• Requisitos das tarefas:
• A. De acordo com o texto sobre febre amarela, quantos casos em humanos o Brasil registrou no período sazonal 2018-2019?
• B. Liste todos os países e territórios das Américas que, segundo o texto sobre febre amarela, registraram casos da doença entre janeiro de 2017 e dezembro de 2018.

• Bloco de texto:

A OPAS também convocou os países onde a febre amarela circula para continuarem a imunizar a população em risco, em uma atualização epidemiológica emitida em 25 de janeiro de 2019 (disponível em inglês e espanhol). Entre janeiro de 2017 e dezembro de 2018, sete países e territórios da região das Américas registraram casos da doença (Bolívia, Brasil, Colômbia, Equador, Guiana Francesa, Suriname e Peru). Em 2019, Brasil e Peru confirmaram casos.

Em relação ao Brasil, no atual período sazonal (2018-2019), foram registrados 12 casos em humanos, incluindo seis óbitos, em municípios no sul do estado de São Paulo. A maioria era trabalhador rural. Também houve surtos de febre amarela entre macacos (epizootias) no estado do Paraná, que faz fronteira com a Argentina e o Paraguai. Além disso, nesta semana as autoridades de saúde do Brasil confirmaram um caso humano no Paraná – o primeiro desde 2015. O país está, atualmente, no período historicamente reconhecido como de maior transmissão (dezembro a maio).

Nos últimos dois anos, as autoridades sanitárias brasileiras conduziram campanhas maciças de vacinação, logo após o início dos surtos de febre amarela, e expandiram o número de municípios com recomendação de vacinação contra a febre amarela. Conforme a atualização epidemiológica, os casos em humanos e a confirmação de epizootias no sul do estado de São Paulo e no leste do Paraná marcam o início do que poderia ser uma terceira onda de transmissão e a progressão do surto para o sudeste e o sul do país.

Em 2018, foram notificados 20 casos de febre amarela no Peru, incluindo seis óbitos, dos quais dez foram confirmados por laboratório e dez estão em investigação. Esse número é superior ao registrado no mesmo período de 2017, quando foram notificados seis casos de febre amarela. Os casos confirmados vêm dos departamentos localizados na floresta (Loreto, San Martín, Ucayali e Madre de Dios).

A Opas continua a solicitar aos Estados Membros que tomem todas as medidas necessárias para manter os viajantes bem informados sobre os riscos e medidas preventivas contra a febre amarela, inclusive a vacinação. Os viajantes devem tomar medidas para evitar picadas de mosquito e procurar atendimento médico caso se sintam doentes durante a viagem ou após retornarem.

A OMS recomenda a vacinação contra a febre amarela para viajantes internacionais que visitam os estados do Acre, Amapá, Amazonas, Distrito Federal, Espírito Santo, Goiás, Maranhão, Mato Grosso, Mato Grosso do Sul, Minas Gerais, Pará, Paraná, Rio de Janeiro, Rio Grande do Sul, Rondônia, Roraima, Tocantins, Santa Catarina e São Paulo, bem como partes dos estados da Bahia e Piauí. A identificação de novas áreas consideradas de risco de transmissão da febre amarela é um processo contínuo, que a OMS monitora e atualiza regularmente.

• Dados de origem:
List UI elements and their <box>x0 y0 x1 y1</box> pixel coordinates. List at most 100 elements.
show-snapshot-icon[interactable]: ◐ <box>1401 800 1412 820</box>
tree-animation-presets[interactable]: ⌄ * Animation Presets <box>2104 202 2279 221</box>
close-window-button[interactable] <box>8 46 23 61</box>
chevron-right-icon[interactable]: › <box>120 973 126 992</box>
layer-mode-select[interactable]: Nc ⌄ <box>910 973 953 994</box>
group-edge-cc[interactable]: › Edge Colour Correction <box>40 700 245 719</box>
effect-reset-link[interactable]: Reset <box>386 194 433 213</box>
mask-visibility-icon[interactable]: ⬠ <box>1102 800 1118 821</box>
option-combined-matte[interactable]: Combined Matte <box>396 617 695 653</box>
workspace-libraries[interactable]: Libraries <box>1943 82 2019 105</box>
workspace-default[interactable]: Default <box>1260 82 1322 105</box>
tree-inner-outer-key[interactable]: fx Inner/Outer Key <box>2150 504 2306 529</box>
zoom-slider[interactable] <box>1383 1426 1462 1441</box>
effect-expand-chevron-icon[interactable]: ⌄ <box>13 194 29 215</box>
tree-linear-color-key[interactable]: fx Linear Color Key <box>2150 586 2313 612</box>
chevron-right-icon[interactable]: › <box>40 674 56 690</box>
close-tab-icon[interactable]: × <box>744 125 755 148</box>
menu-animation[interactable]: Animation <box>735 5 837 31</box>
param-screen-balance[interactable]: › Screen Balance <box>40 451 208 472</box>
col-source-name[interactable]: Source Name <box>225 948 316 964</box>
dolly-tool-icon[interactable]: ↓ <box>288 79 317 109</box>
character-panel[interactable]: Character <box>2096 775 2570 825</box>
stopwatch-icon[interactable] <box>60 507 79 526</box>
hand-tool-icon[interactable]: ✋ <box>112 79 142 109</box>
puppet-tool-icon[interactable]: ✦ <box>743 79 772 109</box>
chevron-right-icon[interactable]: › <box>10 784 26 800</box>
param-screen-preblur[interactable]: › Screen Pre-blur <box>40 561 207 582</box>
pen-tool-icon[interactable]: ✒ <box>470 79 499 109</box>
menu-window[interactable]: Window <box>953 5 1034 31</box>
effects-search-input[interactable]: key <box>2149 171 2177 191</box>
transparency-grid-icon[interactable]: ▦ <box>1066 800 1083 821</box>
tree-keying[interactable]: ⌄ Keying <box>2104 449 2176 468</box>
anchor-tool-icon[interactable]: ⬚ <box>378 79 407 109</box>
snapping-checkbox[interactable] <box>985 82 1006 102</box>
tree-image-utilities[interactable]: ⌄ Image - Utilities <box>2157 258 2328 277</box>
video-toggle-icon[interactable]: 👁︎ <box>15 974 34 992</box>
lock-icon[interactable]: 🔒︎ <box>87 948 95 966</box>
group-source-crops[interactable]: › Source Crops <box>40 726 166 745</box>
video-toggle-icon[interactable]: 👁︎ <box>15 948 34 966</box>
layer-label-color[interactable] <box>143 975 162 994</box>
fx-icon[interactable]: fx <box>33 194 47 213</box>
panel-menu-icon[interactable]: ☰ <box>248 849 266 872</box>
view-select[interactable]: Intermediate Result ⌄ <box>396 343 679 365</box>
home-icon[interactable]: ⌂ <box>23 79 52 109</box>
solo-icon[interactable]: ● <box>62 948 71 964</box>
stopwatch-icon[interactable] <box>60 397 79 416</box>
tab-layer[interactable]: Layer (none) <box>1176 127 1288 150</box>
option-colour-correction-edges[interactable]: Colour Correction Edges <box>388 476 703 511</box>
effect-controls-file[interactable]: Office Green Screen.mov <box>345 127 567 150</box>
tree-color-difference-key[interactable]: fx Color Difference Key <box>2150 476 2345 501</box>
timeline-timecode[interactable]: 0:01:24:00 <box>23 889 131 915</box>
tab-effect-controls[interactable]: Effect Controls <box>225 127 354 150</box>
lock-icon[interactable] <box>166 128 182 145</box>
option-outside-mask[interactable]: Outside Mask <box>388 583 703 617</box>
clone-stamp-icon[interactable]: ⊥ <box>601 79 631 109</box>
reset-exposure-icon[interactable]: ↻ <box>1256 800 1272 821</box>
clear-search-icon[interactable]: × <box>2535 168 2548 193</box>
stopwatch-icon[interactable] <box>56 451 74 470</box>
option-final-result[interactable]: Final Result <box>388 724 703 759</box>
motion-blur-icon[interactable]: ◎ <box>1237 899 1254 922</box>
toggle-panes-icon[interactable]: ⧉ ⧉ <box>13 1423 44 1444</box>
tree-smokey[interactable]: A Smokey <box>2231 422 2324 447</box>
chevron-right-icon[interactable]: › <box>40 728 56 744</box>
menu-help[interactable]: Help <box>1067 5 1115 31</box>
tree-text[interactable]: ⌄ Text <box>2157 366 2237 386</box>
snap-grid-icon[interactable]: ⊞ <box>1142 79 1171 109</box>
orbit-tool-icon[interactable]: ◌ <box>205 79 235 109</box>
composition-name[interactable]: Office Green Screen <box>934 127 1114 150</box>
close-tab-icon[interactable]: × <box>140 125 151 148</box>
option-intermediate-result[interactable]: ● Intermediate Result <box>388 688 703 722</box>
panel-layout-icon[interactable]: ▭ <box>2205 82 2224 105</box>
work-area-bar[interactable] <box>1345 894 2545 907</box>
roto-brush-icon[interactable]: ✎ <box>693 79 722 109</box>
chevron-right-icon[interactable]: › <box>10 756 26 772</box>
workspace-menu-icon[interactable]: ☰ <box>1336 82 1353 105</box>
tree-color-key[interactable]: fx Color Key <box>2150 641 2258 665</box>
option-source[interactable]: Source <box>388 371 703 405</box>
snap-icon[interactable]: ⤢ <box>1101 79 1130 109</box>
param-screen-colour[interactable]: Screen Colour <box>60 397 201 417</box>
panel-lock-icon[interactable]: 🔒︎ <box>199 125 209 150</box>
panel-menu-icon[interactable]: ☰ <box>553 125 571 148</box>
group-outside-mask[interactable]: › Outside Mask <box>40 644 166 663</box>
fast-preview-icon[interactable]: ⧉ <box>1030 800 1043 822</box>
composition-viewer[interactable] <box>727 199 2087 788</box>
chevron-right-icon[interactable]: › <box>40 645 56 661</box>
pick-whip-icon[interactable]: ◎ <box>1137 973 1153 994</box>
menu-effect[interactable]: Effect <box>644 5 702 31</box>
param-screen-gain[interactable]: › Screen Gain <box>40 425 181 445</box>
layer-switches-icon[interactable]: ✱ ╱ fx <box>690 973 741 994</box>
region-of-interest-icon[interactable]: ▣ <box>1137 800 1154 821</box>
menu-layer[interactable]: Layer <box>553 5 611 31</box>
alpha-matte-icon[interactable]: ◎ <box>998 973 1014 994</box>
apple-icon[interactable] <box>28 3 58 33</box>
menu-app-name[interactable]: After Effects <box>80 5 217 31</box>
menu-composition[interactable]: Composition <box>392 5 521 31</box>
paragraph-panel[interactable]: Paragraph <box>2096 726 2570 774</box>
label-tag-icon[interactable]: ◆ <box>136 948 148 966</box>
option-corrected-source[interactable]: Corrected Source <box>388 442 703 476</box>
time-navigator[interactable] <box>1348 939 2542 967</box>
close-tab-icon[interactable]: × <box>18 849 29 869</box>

• Resultados por tarefa:
• A. Foram registrados 12 casos em humanos, incluindo seis óbitos.

• B. Bolívia, Brasil, Colômbia, Equador, Guiana Francesa, Suriname e Peru.